(Stored items)
## Begin
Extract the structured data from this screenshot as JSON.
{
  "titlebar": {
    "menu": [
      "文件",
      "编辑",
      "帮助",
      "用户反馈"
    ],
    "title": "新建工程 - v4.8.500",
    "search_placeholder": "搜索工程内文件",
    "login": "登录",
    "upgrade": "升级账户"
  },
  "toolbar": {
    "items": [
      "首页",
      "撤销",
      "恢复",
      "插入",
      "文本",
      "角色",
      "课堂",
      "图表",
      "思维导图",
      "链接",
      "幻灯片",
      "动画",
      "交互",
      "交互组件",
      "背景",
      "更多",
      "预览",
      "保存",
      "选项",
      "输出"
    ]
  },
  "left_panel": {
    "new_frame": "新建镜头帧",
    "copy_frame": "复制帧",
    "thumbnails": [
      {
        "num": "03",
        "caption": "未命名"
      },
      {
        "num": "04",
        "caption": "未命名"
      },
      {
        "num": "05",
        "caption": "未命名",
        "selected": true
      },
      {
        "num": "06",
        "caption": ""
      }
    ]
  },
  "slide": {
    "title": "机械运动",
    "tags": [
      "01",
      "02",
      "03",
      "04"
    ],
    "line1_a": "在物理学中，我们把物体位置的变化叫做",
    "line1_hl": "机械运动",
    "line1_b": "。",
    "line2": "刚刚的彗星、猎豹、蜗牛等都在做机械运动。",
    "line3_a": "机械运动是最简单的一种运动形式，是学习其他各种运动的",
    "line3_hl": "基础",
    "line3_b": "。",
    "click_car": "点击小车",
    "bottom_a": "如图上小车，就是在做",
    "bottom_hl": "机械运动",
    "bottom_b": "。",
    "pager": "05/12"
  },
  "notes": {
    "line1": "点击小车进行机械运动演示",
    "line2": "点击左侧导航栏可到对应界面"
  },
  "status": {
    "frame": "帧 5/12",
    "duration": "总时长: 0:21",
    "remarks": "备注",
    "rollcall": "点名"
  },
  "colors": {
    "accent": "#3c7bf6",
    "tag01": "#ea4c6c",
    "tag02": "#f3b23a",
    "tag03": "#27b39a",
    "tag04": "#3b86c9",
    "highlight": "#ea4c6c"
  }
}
## End
● Aim of the task
Please output the entire listing exactly as it stands.

● Result of this task
Extract the structured data from this screenshot as JSON.
{
  "titlebar": {
    "menu": [
      "文件",
      "编辑",
      "帮助",
      "用户反馈"
    ],
    "title": "新建工程 - v4.8.500",
    "search_placeholder": "搜索工程内文件",
    "login": "登录",
    "upgrade": "升级账户"
  },
  "toolbar": {
    "items": [
      "首页",
      "撤销",
      "恢复",
      "插入",
      "文本",
      "角色",
      "课堂",
      "图表",
      "思维导图",
      "链接",
      "幻灯片",
      "动画",
      "交互",
      "交互组件",
      "背景",
      "更多",
      "预览",
      "保存",
      "选项",
      "输出"
    ]
  },
  "left_panel": {
    "new_frame": "新建镜头帧",
    "copy_frame": "复制帧",
    "thumbnails": [
      {
        "num": "03",
        "caption": "未命名"
      },
      {
        "num": "04",
        "caption": "未命名"
      },
      {
        "num": "05",
        "caption": "未命名",
        "selected": true
      },
      {
        "num": "06",
        "caption": ""
      }
    ]
  },
  "slide": {
    "title": "机械运动",
    "tags": [
      "01",
      "02",
      "03",
      "04"
    ],
    "line1_a": "在物理学中，我们把物体位置的变化叫做",
    "line1_hl": "机械运动",
    "line1_b": "。",
    "line2": "刚刚的彗星、猎豹、蜗牛等都在做机械运动。",
    "line3_a": "机械运动是最简单的一种运动形式，是学习其他各种运动的",
    "line3_hl": "基础",
    "line3_b": "。",
    "click_car": "点击小车",
    "bottom_a": "如图上小车，就是在做",
    "bottom_hl": "机械运动",
    "bottom_b": "。",
    "pager": "05/12"
  },
  "notes": {
    "line1": "点击小车进行机械运动演示",
    "line2": "点击左侧导航栏可到对应界面"
  },
  "status": {
    "frame": "帧 5/12",
    "duration": "总时长: 0:21",
    "remarks": "备注",
    "rollcall": "点名"
  },
  "colors": {
    "accent": "#3c7bf6",
    "tag01": "#ea4c6c",
    "tag02": "#f3b23a",
    "tag03": "#27b39a",
    "tag04": "#3b86c9",
    "highlight": "#ea4c6c"
  }
}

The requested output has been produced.